Short task: Reproduce all of the data word for word.

Entries:

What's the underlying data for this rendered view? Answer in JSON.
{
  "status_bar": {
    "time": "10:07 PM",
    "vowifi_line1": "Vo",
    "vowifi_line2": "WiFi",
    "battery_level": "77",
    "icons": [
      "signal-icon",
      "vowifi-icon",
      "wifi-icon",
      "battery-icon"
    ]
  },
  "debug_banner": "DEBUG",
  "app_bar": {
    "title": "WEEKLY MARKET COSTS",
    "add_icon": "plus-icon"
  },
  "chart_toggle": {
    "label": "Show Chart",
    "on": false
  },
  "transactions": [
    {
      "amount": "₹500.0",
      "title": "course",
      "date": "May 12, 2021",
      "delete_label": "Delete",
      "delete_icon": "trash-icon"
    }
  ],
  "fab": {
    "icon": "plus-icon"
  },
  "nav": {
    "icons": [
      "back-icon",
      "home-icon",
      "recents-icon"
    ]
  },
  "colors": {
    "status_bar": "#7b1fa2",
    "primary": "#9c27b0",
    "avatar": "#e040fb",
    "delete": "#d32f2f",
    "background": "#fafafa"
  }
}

Output of the task:
What's the underlying data for this rendered view? Answer in JSON.
{
  "status_bar": {
    "time": "10:07 PM",
    "vowifi_line1": "Vo",
    "vowifi_line2": "WiFi",
    "battery_level": "77",
    "icons": [
      "signal-icon",
      "vowifi-icon",
      "wifi-icon",
      "battery-icon"
    ]
  },
  "debug_banner": "DEBUG",
  "app_bar": {
    "title": "WEEKLY MARKET COSTS",
    "add_icon": "plus-icon"
  },
  "chart_toggle": {
    "label": "Show Chart",
    "on": false
  },
  "transactions": [
    {
      "amount": "₹500.0",
      "title": "course",
      "date": "May 12, 2021",
      "delete_label": "Delete",
      "delete_icon": "trash-icon"
    }
  ],
  "fab": {
    "icon": "plus-icon"
  },
  "nav": {
    "icons": [
      "back-icon",
      "home-icon",
      "recents-icon"
    ]
  },
  "colors": {
    "status_bar": "#7b1fa2",
    "primary": "#9c27b0",
    "avatar": "#e040fb",
    "delete": "#d32f2f",
    "background": "#fafafa"
  }
}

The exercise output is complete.